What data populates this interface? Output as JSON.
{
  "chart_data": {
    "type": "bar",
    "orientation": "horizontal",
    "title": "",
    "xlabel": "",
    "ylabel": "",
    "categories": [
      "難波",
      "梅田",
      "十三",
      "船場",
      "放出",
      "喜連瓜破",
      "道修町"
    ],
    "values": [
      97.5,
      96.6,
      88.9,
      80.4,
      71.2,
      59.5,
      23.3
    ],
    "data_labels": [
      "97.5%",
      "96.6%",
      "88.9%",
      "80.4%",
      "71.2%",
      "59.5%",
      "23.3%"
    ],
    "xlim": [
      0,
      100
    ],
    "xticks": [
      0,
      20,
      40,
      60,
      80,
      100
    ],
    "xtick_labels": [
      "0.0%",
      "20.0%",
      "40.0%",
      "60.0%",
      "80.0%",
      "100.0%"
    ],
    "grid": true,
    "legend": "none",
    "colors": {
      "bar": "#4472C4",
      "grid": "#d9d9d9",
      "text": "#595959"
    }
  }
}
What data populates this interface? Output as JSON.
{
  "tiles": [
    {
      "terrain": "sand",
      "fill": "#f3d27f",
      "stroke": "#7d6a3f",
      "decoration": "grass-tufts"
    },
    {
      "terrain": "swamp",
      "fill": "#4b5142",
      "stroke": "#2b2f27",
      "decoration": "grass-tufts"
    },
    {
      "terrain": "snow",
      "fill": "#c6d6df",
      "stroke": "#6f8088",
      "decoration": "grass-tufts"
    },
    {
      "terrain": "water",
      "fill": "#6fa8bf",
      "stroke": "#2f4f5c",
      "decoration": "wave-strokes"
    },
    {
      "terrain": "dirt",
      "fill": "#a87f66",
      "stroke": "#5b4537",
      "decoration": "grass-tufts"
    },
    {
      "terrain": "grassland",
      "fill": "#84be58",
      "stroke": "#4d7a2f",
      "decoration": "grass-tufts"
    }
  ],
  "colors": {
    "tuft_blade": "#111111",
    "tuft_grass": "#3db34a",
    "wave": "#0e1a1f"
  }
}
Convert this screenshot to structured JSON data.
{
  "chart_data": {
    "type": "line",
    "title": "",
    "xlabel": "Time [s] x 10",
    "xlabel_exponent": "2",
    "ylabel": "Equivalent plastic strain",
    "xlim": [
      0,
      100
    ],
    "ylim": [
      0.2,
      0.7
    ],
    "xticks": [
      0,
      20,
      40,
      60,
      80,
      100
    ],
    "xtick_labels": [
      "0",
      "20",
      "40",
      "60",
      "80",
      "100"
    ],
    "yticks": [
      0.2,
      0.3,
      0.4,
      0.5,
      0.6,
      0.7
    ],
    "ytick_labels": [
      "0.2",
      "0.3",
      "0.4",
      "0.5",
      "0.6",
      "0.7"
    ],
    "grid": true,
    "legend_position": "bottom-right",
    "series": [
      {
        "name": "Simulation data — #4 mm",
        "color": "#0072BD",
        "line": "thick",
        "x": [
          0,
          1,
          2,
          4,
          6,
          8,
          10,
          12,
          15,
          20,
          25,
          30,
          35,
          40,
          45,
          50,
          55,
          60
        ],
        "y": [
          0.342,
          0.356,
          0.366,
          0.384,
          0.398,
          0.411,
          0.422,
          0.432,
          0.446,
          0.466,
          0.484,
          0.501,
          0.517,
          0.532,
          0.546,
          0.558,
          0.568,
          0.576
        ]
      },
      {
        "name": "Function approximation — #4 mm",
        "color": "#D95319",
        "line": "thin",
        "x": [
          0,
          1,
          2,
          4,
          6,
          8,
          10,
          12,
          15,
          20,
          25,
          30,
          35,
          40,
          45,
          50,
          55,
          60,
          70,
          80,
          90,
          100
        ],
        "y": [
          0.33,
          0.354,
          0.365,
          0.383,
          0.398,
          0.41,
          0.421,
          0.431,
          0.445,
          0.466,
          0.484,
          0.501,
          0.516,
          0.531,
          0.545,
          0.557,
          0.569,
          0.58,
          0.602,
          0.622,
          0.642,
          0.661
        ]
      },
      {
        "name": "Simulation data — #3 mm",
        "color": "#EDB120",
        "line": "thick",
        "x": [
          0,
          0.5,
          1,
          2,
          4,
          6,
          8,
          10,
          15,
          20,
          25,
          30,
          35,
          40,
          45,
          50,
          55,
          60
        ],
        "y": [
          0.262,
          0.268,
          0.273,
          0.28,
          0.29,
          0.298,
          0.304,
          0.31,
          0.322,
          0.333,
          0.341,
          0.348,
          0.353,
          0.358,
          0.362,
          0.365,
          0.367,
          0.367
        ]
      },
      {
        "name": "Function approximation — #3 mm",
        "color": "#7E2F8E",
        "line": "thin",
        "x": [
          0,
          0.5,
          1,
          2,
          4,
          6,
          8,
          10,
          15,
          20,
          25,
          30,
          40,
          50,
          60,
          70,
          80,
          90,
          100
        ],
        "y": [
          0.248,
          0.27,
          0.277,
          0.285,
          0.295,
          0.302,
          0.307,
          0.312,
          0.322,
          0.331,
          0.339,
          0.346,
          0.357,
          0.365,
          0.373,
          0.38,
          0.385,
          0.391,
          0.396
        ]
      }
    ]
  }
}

_What you need to do_:
Using the listing, collect all lines in which the string "Function" is found.

_Response to the task_:
        "name": "Function approximation — #4 mm",
        "name": "Function approximation — #3 mm",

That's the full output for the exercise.